● Exercise details
Transcribe the listing that follows in full, omitting pictures.

============

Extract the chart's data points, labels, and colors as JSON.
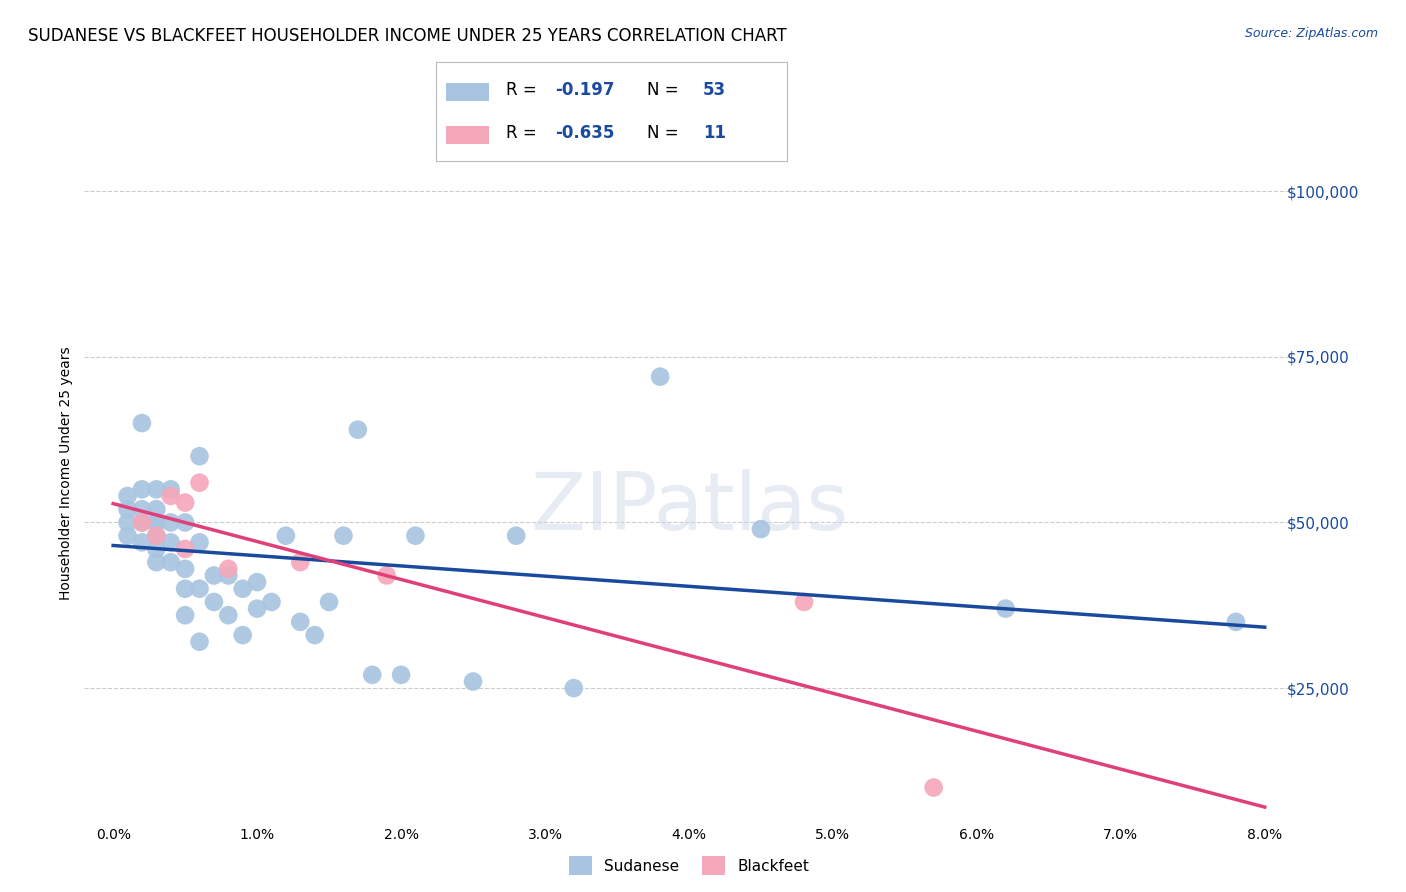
{
  "title": "SUDANESE VS BLACKFEET HOUSEHOLDER INCOME UNDER 25 YEARS CORRELATION CHART",
  "source": "Source: ZipAtlas.com",
  "ylabel": "Householder Income Under 25 years",
  "xlabel_ticks": [
    "0.0%",
    "1.0%",
    "2.0%",
    "3.0%",
    "4.0%",
    "5.0%",
    "6.0%",
    "7.0%",
    "8.0%"
  ],
  "xlabel_vals": [
    0.0,
    0.01,
    0.02,
    0.03,
    0.04,
    0.05,
    0.06,
    0.07,
    0.08
  ],
  "ytick_labels": [
    "$25,000",
    "$50,000",
    "$75,000",
    "$100,000"
  ],
  "ytick_vals": [
    25000,
    50000,
    75000,
    100000
  ],
  "ylim": [
    5000,
    110000
  ],
  "xlim": [
    -0.002,
    0.082
  ],
  "sudanese_color": "#a8c4e0",
  "blackfeet_color": "#f4a7b9",
  "sudanese_line_color": "#1a4a9e",
  "blackfeet_line_color": "#e0407a",
  "blue_text_color": "#1a4a9e",
  "sudanese_x": [
    0.001,
    0.001,
    0.001,
    0.001,
    0.002,
    0.002,
    0.002,
    0.002,
    0.002,
    0.003,
    0.003,
    0.003,
    0.003,
    0.003,
    0.003,
    0.003,
    0.004,
    0.004,
    0.004,
    0.004,
    0.005,
    0.005,
    0.005,
    0.005,
    0.006,
    0.006,
    0.006,
    0.006,
    0.007,
    0.007,
    0.008,
    0.008,
    0.009,
    0.009,
    0.01,
    0.01,
    0.011,
    0.012,
    0.013,
    0.014,
    0.015,
    0.016,
    0.017,
    0.018,
    0.02,
    0.021,
    0.025,
    0.028,
    0.032,
    0.038,
    0.045,
    0.062,
    0.078
  ],
  "sudanese_y": [
    48000,
    50000,
    52000,
    54000,
    47000,
    50000,
    52000,
    55000,
    65000,
    44000,
    46000,
    48000,
    50000,
    50000,
    52000,
    55000,
    44000,
    47000,
    50000,
    55000,
    36000,
    40000,
    43000,
    50000,
    32000,
    40000,
    47000,
    60000,
    38000,
    42000,
    36000,
    42000,
    33000,
    40000,
    37000,
    41000,
    38000,
    48000,
    35000,
    33000,
    38000,
    48000,
    64000,
    27000,
    27000,
    48000,
    26000,
    48000,
    25000,
    72000,
    49000,
    37000,
    35000
  ],
  "blackfeet_x": [
    0.002,
    0.003,
    0.004,
    0.005,
    0.005,
    0.006,
    0.008,
    0.013,
    0.019,
    0.048,
    0.057
  ],
  "blackfeet_y": [
    50000,
    48000,
    54000,
    53000,
    46000,
    56000,
    43000,
    44000,
    42000,
    38000,
    10000
  ],
  "watermark": "ZIPatlas",
  "background_color": "#ffffff",
  "grid_color": "#cccccc",
  "title_fontsize": 12,
  "label_fontsize": 10,
  "tick_fontsize": 10,
  "legend_R1": "R =  -0.197",
  "legend_N1": "N = 53",
  "legend_R2": "R =  -0.635",
  "legend_N2": "N =  11"
}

============

● Problem solution
Extract the chart's data points, labels, and colors as JSON.
{
  "title": "SUDANESE VS BLACKFEET HOUSEHOLDER INCOME UNDER 25 YEARS CORRELATION CHART",
  "source": "Source: ZipAtlas.com",
  "ylabel": "Householder Income Under 25 years",
  "xlabel_ticks": [
    "0.0%",
    "1.0%",
    "2.0%",
    "3.0%",
    "4.0%",
    "5.0%",
    "6.0%",
    "7.0%",
    "8.0%"
  ],
  "xlabel_vals": [
    0.0,
    0.01,
    0.02,
    0.03,
    0.04,
    0.05,
    0.06,
    0.07,
    0.08
  ],
  "ytick_labels": [
    "$25,000",
    "$50,000",
    "$75,000",
    "$100,000"
  ],
  "ytick_vals": [
    25000,
    50000,
    75000,
    100000
  ],
  "ylim": [
    5000,
    110000
  ],
  "xlim": [
    -0.002,
    0.082
  ],
  "sudanese_color": "#a8c4e0",
  "blackfeet_color": "#f4a7b9",
  "sudanese_line_color": "#1a4a9e",
  "blackfeet_line_color": "#e0407a",
  "blue_text_color": "#1a4a9e",
  "sudanese_x": [
    0.001,
    0.001,
    0.001,
    0.001,
    0.002,
    0.002,
    0.002,
    0.002,
    0.002,
    0.003,
    0.003,
    0.003,
    0.003,
    0.003,
    0.003,
    0.003,
    0.004,
    0.004,
    0.004,
    0.004,
    0.005,
    0.005,
    0.005,
    0.005,
    0.006,
    0.006,
    0.006,
    0.006,
    0.007,
    0.007,
    0.008,
    0.008,
    0.009,
    0.009,
    0.01,
    0.01,
    0.011,
    0.012,
    0.013,
    0.014,
    0.015,
    0.016,
    0.017,
    0.018,
    0.02,
    0.021,
    0.025,
    0.028,
    0.032,
    0.038,
    0.045,
    0.062,
    0.078
  ],
  "sudanese_y": [
    48000,
    50000,
    52000,
    54000,
    47000,
    50000,
    52000,
    55000,
    65000,
    44000,
    46000,
    48000,
    50000,
    50000,
    52000,
    55000,
    44000,
    47000,
    50000,
    55000,
    36000,
    40000,
    43000,
    50000,
    32000,
    40000,
    47000,
    60000,
    38000,
    42000,
    36000,
    42000,
    33000,
    40000,
    37000,
    41000,
    38000,
    48000,
    35000,
    33000,
    38000,
    48000,
    64000,
    27000,
    27000,
    48000,
    26000,
    48000,
    25000,
    72000,
    49000,
    37000,
    35000
  ],
  "blackfeet_x": [
    0.002,
    0.003,
    0.004,
    0.005,
    0.005,
    0.006,
    0.008,
    0.013,
    0.019,
    0.048,
    0.057
  ],
  "blackfeet_y": [
    50000,
    48000,
    54000,
    53000,
    46000,
    56000,
    43000,
    44000,
    42000,
    38000,
    10000
  ],
  "watermark": "ZIPatlas",
  "background_color": "#ffffff",
  "grid_color": "#cccccc",
  "title_fontsize": 12,
  "label_fontsize": 10,
  "tick_fontsize": 10,
  "legend_R1": "R =  -0.197",
  "legend_N1": "N = 53",
  "legend_R2": "R =  -0.635",
  "legend_N2": "N =  11"
}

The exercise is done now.